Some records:

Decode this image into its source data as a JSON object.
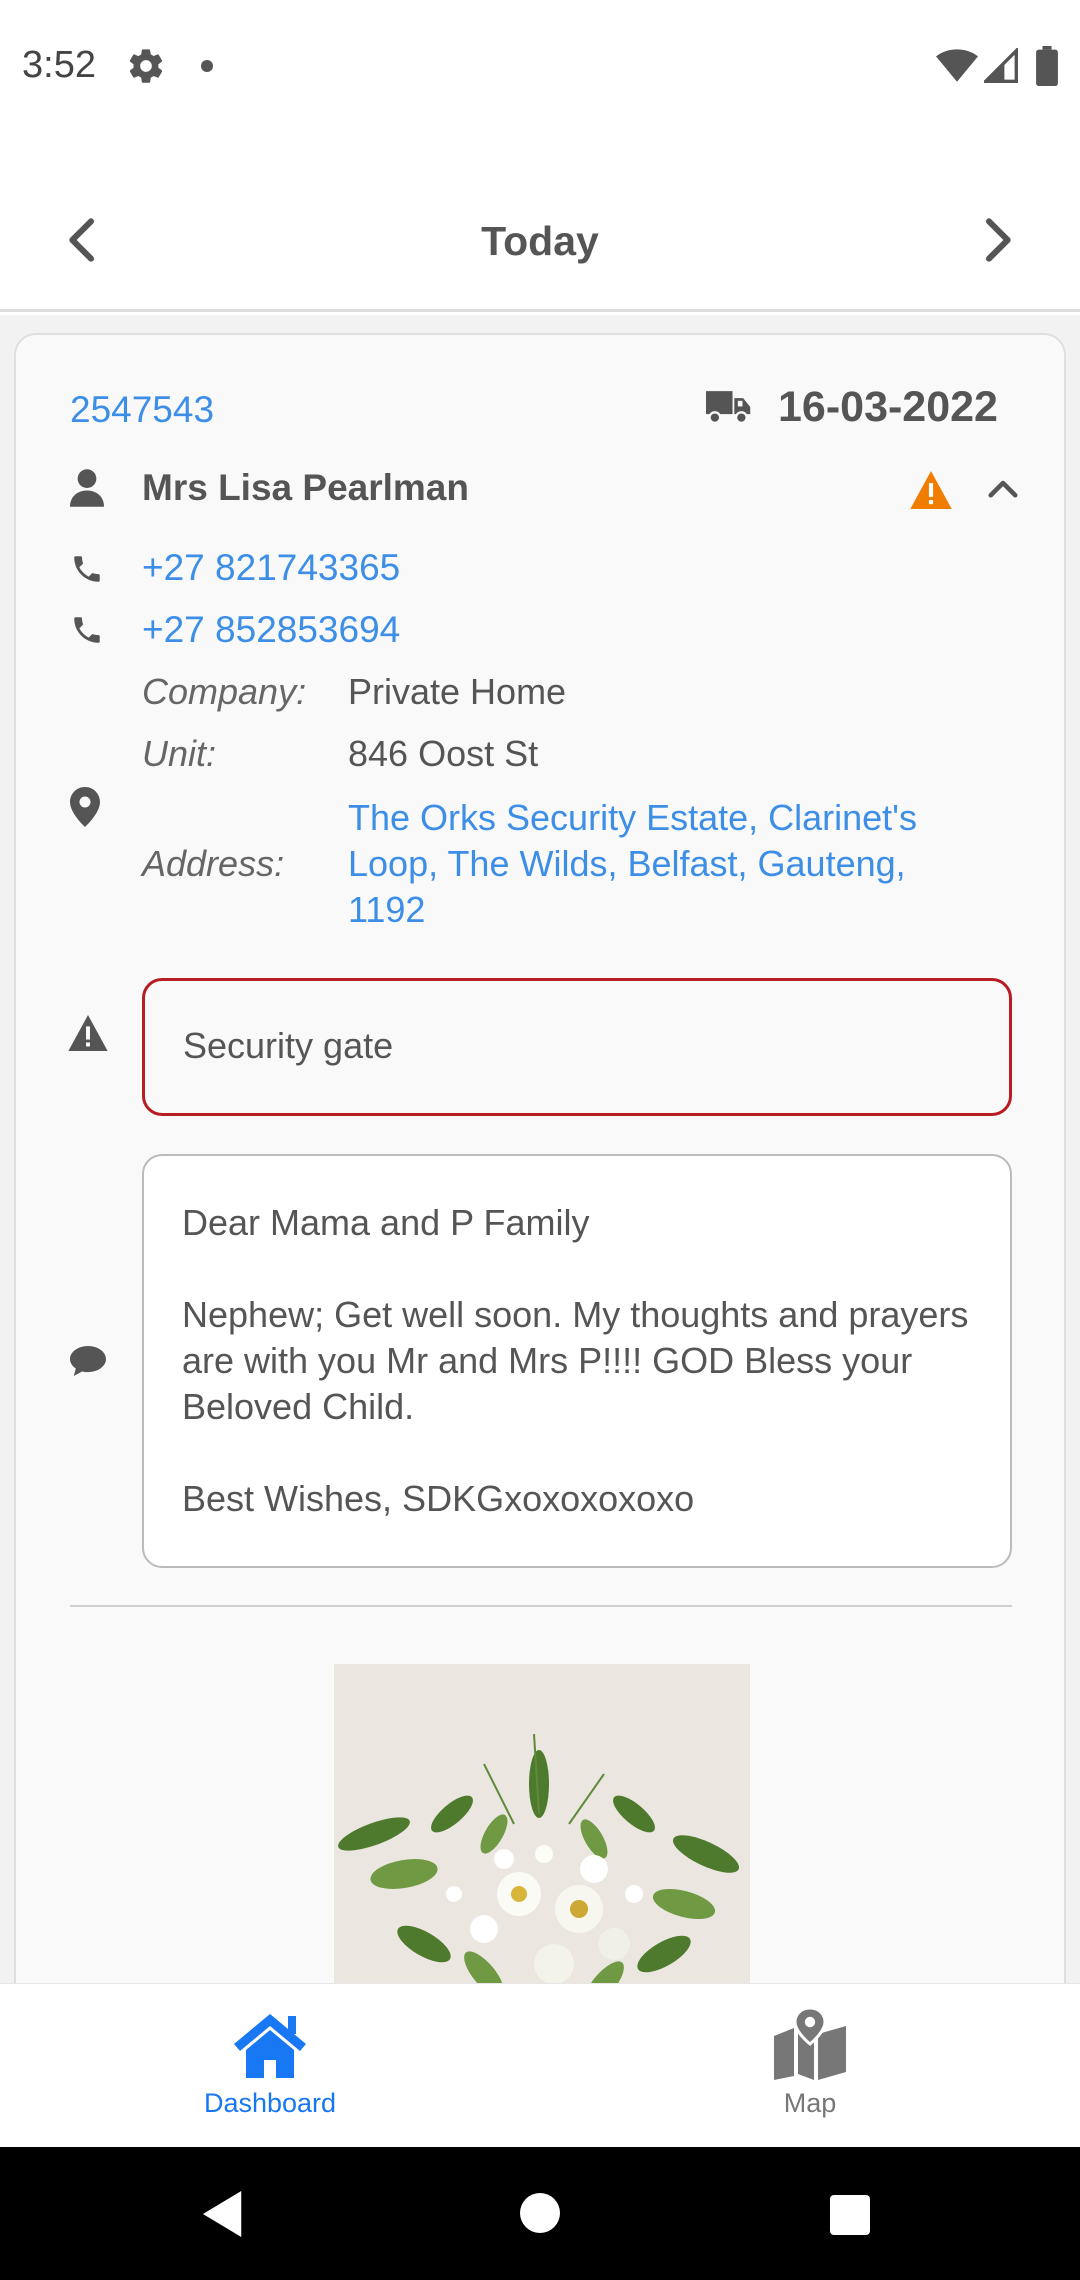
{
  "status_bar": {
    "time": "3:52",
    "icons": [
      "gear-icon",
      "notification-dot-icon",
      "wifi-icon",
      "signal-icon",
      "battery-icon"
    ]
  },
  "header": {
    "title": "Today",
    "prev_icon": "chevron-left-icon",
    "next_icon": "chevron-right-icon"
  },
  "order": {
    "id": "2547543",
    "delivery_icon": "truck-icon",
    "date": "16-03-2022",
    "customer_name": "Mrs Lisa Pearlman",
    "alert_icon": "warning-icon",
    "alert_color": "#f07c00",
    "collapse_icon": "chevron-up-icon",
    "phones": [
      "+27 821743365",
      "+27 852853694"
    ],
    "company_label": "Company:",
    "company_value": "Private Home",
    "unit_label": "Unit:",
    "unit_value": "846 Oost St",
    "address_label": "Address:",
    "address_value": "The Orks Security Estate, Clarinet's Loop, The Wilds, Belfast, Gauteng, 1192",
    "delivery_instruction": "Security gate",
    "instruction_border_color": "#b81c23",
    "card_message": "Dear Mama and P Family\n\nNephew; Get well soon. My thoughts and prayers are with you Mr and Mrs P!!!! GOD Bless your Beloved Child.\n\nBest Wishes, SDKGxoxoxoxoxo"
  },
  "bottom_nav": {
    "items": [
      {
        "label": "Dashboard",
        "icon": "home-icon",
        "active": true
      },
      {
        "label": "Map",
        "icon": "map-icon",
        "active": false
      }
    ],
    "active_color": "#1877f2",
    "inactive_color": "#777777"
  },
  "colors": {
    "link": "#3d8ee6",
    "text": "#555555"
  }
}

What is needed:
Copy and report every line where the word "chevron" is present.

Right answer:
    "prev_icon": "chevron-left-icon",
    "next_icon": "chevron-right-icon"
    "collapse_icon": "chevron-up-icon",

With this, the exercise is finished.